= Short exercise =
Print the listing as it stands, omitting all images.

= Data records =
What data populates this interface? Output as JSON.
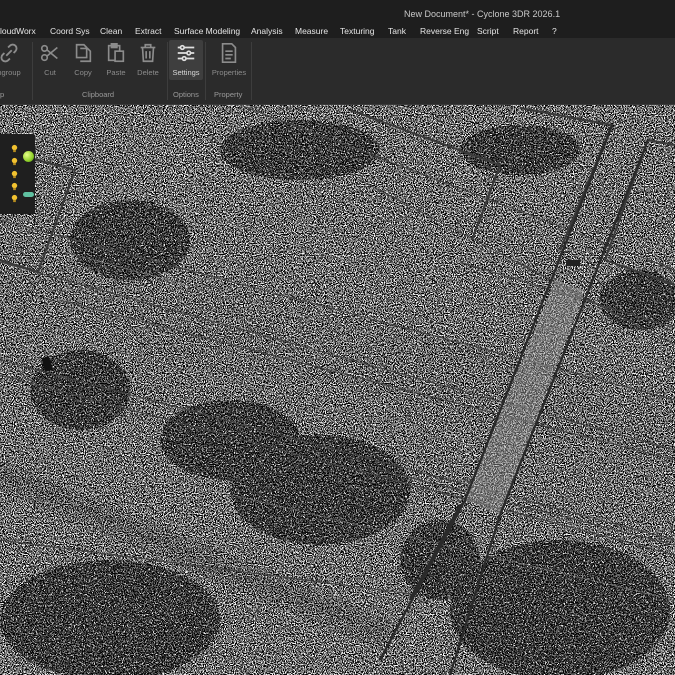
{
  "window": {
    "title": "New Document* - Cyclone 3DR 2026.1"
  },
  "menu": {
    "items": [
      {
        "label": "loudWorx"
      },
      {
        "label": "Coord Sys"
      },
      {
        "label": "Clean"
      },
      {
        "label": "Extract"
      },
      {
        "label": "Surface Modeling"
      },
      {
        "label": "Analysis"
      },
      {
        "label": "Measure"
      },
      {
        "label": "Texturing"
      },
      {
        "label": "Tank"
      },
      {
        "label": "Reverse Eng"
      },
      {
        "label": "Script"
      },
      {
        "label": "Report"
      },
      {
        "label": "?"
      }
    ]
  },
  "ribbon": {
    "buttons": [
      {
        "label": "ngroup",
        "icon": "link-icon"
      },
      {
        "label": "Cut",
        "icon": "scissors-icon"
      },
      {
        "label": "Copy",
        "icon": "copy-icon"
      },
      {
        "label": "Paste",
        "icon": "paste-icon"
      },
      {
        "label": "Delete",
        "icon": "trash-icon"
      },
      {
        "label": "Settings",
        "icon": "sliders-icon",
        "active": true
      },
      {
        "label": "Properties",
        "icon": "document-icon"
      }
    ],
    "groups": [
      {
        "label": "p"
      },
      {
        "label": "Clipboard"
      },
      {
        "label": "Options"
      },
      {
        "label": "Property"
      }
    ]
  },
  "layers_panel": {
    "chevrons": [
      "chevron-down-icon",
      "chevron-down-icon"
    ],
    "rows": [
      "bulb-icon",
      "bulb-icon",
      "bulb-icon",
      "bulb-icon",
      "bulb-icon"
    ]
  },
  "colors": {
    "titlebar": "#1e1e1e",
    "ribbon": "#2b2b2b",
    "viewport_bg": "#fdfdfd",
    "bulb": "#f2c230",
    "sphere": "#a4e03a",
    "toggle": "#5fc0a0"
  }
}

= Output for this task =
What data populates this interface? Output as JSON.
{
  "window": {
    "title": "New Document* - Cyclone 3DR 2026.1"
  },
  "menu": {
    "items": [
      {
        "label": "loudWorx"
      },
      {
        "label": "Coord Sys"
      },
      {
        "label": "Clean"
      },
      {
        "label": "Extract"
      },
      {
        "label": "Surface Modeling"
      },
      {
        "label": "Analysis"
      },
      {
        "label": "Measure"
      },
      {
        "label": "Texturing"
      },
      {
        "label": "Tank"
      },
      {
        "label": "Reverse Eng"
      },
      {
        "label": "Script"
      },
      {
        "label": "Report"
      },
      {
        "label": "?"
      }
    ]
  },
  "ribbon": {
    "buttons": [
      {
        "label": "ngroup",
        "icon": "link-icon"
      },
      {
        "label": "Cut",
        "icon": "scissors-icon"
      },
      {
        "label": "Copy",
        "icon": "copy-icon"
      },
      {
        "label": "Paste",
        "icon": "paste-icon"
      },
      {
        "label": "Delete",
        "icon": "trash-icon"
      },
      {
        "label": "Settings",
        "icon": "sliders-icon",
        "active": true
      },
      {
        "label": "Properties",
        "icon": "document-icon"
      }
    ],
    "groups": [
      {
        "label": "p"
      },
      {
        "label": "Clipboard"
      },
      {
        "label": "Options"
      },
      {
        "label": "Property"
      }
    ]
  },
  "layers_panel": {
    "chevrons": [
      "chevron-down-icon",
      "chevron-down-icon"
    ],
    "rows": [
      "bulb-icon",
      "bulb-icon",
      "bulb-icon",
      "bulb-icon",
      "bulb-icon"
    ]
  },
  "colors": {
    "titlebar": "#1e1e1e",
    "ribbon": "#2b2b2b",
    "viewport_bg": "#fdfdfd",
    "bulb": "#f2c230",
    "sphere": "#a4e03a",
    "toggle": "#5fc0a0"
  }
}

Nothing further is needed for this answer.